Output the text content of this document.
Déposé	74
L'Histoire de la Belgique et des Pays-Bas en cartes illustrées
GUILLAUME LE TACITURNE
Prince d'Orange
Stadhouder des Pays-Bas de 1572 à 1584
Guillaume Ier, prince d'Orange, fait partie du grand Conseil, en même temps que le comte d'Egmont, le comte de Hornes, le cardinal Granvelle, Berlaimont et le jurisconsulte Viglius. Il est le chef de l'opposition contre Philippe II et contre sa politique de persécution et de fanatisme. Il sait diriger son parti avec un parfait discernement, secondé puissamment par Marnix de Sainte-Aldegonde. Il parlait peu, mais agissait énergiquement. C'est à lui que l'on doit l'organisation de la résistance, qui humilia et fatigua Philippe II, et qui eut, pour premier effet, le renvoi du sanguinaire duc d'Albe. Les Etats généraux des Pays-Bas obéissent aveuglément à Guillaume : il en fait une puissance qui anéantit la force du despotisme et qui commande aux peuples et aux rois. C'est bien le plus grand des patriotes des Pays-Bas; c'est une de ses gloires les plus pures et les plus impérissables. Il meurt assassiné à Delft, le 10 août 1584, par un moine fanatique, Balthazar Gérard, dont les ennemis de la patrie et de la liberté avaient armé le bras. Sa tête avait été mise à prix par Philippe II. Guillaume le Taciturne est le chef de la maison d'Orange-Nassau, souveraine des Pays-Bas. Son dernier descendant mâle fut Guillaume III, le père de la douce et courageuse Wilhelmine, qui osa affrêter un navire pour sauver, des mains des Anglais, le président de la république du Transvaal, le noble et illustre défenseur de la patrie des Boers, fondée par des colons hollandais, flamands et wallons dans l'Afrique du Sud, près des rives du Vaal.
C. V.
============
For each line of the listing that holds the word "Pays", show that line.

L'Histoire de la Belgique et des Pays-Bas en cartes illustrées
Stadhouder des Pays-Bas de 1572 à 1584
Guillaume Ier, prince d'Orange, fait partie du grand Conseil, en même temps que le comte d'Egmont, le comte de Hornes, le cardinal Granvelle, Berlaimont et le jurisconsulte Viglius. Il est le chef de l'opposition contre Philippe II et contre sa politique de persécution et de fanatisme. Il sait diriger son parti avec un parfait discernement, secondé puissamment par Marnix de Sainte-Aldegonde. Il parlait peu, mais agissait énergiquement. C'est à lui que l'on doit l'organisation de la résistance, qui humilia et fatigua Philippe II, et qui eut, pour premier effet, le renvoi du sanguinaire duc d'Albe. Les Etats généraux des Pays-Bas obéissent aveuglément à Guillaume : il en fait une puissance qui anéantit la force du despotisme et qui commande aux peuples et aux rois. C'est bien le plus grand des patriotes des Pays-Bas; c'est une de ses gloires les plus pures et les plus impérissables. Il meurt assassiné à Delft, le 10 août 1584, par un moine fanatique, Balthazar Gérard, dont les ennemis de la patrie et de la liberté avaient armé le bras. Sa tête avait été mise à prix par Philippe II. Guillaume le Taciturne est le chef de la maison d'Orange-Nassau, souveraine des Pays-Bas. Son dernier descendant mâle fut Guillaume III, le père de la douce et courageuse Wilhelmine, qui osa affrêter un navire pour sauver, des mains des Anglais, le président de la république du Transvaal, le noble et illustre défenseur de la patrie des Boers, fondée par des colons hollandais, flamands et wallons dans l'Afrique du Sud, près des rives du Vaal.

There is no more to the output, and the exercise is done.